## Task to carry out
Reproduce every record below exactly as it appears.

_ _ _ _

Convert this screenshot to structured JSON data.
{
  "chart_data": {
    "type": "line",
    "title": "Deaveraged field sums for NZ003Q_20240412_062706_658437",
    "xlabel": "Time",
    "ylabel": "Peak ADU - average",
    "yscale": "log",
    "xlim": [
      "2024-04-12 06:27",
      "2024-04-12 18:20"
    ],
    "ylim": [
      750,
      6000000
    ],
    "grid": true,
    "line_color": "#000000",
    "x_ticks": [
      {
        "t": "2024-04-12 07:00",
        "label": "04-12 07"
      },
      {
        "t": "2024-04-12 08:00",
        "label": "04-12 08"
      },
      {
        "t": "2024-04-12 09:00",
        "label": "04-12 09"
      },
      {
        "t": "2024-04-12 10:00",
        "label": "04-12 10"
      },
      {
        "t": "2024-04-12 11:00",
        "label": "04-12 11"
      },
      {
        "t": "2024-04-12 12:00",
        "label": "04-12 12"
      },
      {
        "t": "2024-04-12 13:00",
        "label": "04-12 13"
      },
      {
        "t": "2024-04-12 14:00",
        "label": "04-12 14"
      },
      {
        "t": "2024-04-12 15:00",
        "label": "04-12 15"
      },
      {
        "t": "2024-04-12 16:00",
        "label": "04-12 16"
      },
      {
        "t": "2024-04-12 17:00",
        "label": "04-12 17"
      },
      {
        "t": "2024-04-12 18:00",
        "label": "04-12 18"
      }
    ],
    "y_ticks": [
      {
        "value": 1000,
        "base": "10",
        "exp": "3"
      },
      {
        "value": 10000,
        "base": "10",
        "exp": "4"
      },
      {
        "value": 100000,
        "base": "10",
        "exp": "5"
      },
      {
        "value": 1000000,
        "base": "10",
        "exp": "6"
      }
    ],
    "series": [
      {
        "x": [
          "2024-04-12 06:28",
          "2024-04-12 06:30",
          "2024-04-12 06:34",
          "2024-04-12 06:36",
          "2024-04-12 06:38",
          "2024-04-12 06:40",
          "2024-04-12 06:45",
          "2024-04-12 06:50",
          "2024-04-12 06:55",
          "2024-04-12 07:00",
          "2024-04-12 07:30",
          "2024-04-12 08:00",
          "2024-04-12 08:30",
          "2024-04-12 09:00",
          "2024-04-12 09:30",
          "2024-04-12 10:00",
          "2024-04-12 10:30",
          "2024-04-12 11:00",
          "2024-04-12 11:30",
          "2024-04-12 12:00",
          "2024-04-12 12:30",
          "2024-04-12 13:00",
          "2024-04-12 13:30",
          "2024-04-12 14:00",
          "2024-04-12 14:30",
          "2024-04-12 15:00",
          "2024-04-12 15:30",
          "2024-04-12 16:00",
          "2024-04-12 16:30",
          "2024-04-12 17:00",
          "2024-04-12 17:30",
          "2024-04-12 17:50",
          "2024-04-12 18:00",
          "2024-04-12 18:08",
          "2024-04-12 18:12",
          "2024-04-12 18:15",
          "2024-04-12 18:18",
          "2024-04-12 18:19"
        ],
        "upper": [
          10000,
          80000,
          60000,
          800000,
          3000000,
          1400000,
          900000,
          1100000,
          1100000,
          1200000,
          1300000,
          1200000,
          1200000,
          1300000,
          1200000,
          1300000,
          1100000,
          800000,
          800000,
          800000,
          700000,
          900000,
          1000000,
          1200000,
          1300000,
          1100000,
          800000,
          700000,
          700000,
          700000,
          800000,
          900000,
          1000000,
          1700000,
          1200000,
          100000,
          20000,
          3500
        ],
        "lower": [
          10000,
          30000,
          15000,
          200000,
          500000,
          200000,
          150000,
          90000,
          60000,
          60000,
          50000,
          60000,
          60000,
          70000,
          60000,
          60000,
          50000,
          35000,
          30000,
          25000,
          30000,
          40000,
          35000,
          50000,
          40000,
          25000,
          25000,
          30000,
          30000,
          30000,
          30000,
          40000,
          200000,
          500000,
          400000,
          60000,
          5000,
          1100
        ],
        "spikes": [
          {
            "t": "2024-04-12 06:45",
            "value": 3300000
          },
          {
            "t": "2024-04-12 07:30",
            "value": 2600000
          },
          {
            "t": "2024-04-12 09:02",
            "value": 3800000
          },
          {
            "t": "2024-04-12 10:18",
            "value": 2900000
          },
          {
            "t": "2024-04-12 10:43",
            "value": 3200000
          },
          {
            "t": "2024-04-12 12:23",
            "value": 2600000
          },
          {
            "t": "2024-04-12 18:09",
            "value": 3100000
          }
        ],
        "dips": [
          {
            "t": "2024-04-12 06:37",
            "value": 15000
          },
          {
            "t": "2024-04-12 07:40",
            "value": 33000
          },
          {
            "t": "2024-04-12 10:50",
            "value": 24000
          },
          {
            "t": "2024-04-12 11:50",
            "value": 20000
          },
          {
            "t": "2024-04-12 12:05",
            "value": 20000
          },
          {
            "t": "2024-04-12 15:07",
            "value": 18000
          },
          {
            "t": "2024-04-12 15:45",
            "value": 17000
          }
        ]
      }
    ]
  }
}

_ _ _ _

## Solution to this exercise
Convert this screenshot to structured JSON data.
{
  "chart_data": {
    "type": "line",
    "title": "Deaveraged field sums for NZ003Q_20240412_062706_658437",
    "xlabel": "Time",
    "ylabel": "Peak ADU - average",
    "yscale": "log",
    "xlim": [
      "2024-04-12 06:27",
      "2024-04-12 18:20"
    ],
    "ylim": [
      750,
      6000000
    ],
    "grid": true,
    "line_color": "#000000",
    "x_ticks": [
      {
        "t": "2024-04-12 07:00",
        "label": "04-12 07"
      },
      {
        "t": "2024-04-12 08:00",
        "label": "04-12 08"
      },
      {
        "t": "2024-04-12 09:00",
        "label": "04-12 09"
      },
      {
        "t": "2024-04-12 10:00",
        "label": "04-12 10"
      },
      {
        "t": "2024-04-12 11:00",
        "label": "04-12 11"
      },
      {
        "t": "2024-04-12 12:00",
        "label": "04-12 12"
      },
      {
        "t": "2024-04-12 13:00",
        "label": "04-12 13"
      },
      {
        "t": "2024-04-12 14:00",
        "label": "04-12 14"
      },
      {
        "t": "2024-04-12 15:00",
        "label": "04-12 15"
      },
      {
        "t": "2024-04-12 16:00",
        "label": "04-12 16"
      },
      {
        "t": "2024-04-12 17:00",
        "label": "04-12 17"
      },
      {
        "t": "2024-04-12 18:00",
        "label": "04-12 18"
      }
    ],
    "y_ticks": [
      {
        "value": 1000,
        "base": "10",
        "exp": "3"
      },
      {
        "value": 10000,
        "base": "10",
        "exp": "4"
      },
      {
        "value": 100000,
        "base": "10",
        "exp": "5"
      },
      {
        "value": 1000000,
        "base": "10",
        "exp": "6"
      }
    ],
    "series": [
      {
        "x": [
          "2024-04-12 06:28",
          "2024-04-12 06:30",
          "2024-04-12 06:34",
          "2024-04-12 06:36",
          "2024-04-12 06:38",
          "2024-04-12 06:40",
          "2024-04-12 06:45",
          "2024-04-12 06:50",
          "2024-04-12 06:55",
          "2024-04-12 07:00",
          "2024-04-12 07:30",
          "2024-04-12 08:00",
          "2024-04-12 08:30",
          "2024-04-12 09:00",
          "2024-04-12 09:30",
          "2024-04-12 10:00",
          "2024-04-12 10:30",
          "2024-04-12 11:00",
          "2024-04-12 11:30",
          "2024-04-12 12:00",
          "2024-04-12 12:30",
          "2024-04-12 13:00",
          "2024-04-12 13:30",
          "2024-04-12 14:00",
          "2024-04-12 14:30",
          "2024-04-12 15:00",
          "2024-04-12 15:30",
          "2024-04-12 16:00",
          "2024-04-12 16:30",
          "2024-04-12 17:00",
          "2024-04-12 17:30",
          "2024-04-12 17:50",
          "2024-04-12 18:00",
          "2024-04-12 18:08",
          "2024-04-12 18:12",
          "2024-04-12 18:15",
          "2024-04-12 18:18",
          "2024-04-12 18:19"
        ],
        "upper": [
          10000,
          80000,
          60000,
          800000,
          3000000,
          1400000,
          900000,
          1100000,
          1100000,
          1200000,
          1300000,
          1200000,
          1200000,
          1300000,
          1200000,
          1300000,
          1100000,
          800000,
          800000,
          800000,
          700000,
          900000,
          1000000,
          1200000,
          1300000,
          1100000,
          800000,
          700000,
          700000,
          700000,
          800000,
          900000,
          1000000,
          1700000,
          1200000,
          100000,
          20000,
          3500
        ],
        "lower": [
          10000,
          30000,
          15000,
          200000,
          500000,
          200000,
          150000,
          90000,
          60000,
          60000,
          50000,
          60000,
          60000,
          70000,
          60000,
          60000,
          50000,
          35000,
          30000,
          25000,
          30000,
          40000,
          35000,
          50000,
          40000,
          25000,
          25000,
          30000,
          30000,
          30000,
          30000,
          40000,
          200000,
          500000,
          400000,
          60000,
          5000,
          1100
        ],
        "spikes": [
          {
            "t": "2024-04-12 06:45",
            "value": 3300000
          },
          {
            "t": "2024-04-12 07:30",
            "value": 2600000
          },
          {
            "t": "2024-04-12 09:02",
            "value": 3800000
          },
          {
            "t": "2024-04-12 10:18",
            "value": 2900000
          },
          {
            "t": "2024-04-12 10:43",
            "value": 3200000
          },
          {
            "t": "2024-04-12 12:23",
            "value": 2600000
          },
          {
            "t": "2024-04-12 18:09",
            "value": 3100000
          }
        ],
        "dips": [
          {
            "t": "2024-04-12 06:37",
            "value": 15000
          },
          {
            "t": "2024-04-12 07:40",
            "value": 33000
          },
          {
            "t": "2024-04-12 10:50",
            "value": 24000
          },
          {
            "t": "2024-04-12 11:50",
            "value": 20000
          },
          {
            "t": "2024-04-12 12:05",
            "value": 20000
          },
          {
            "t": "2024-04-12 15:07",
            "value": 18000
          },
          {
            "t": "2024-04-12 15:45",
            "value": 17000
          }
        ]
      }
    ]
  }
}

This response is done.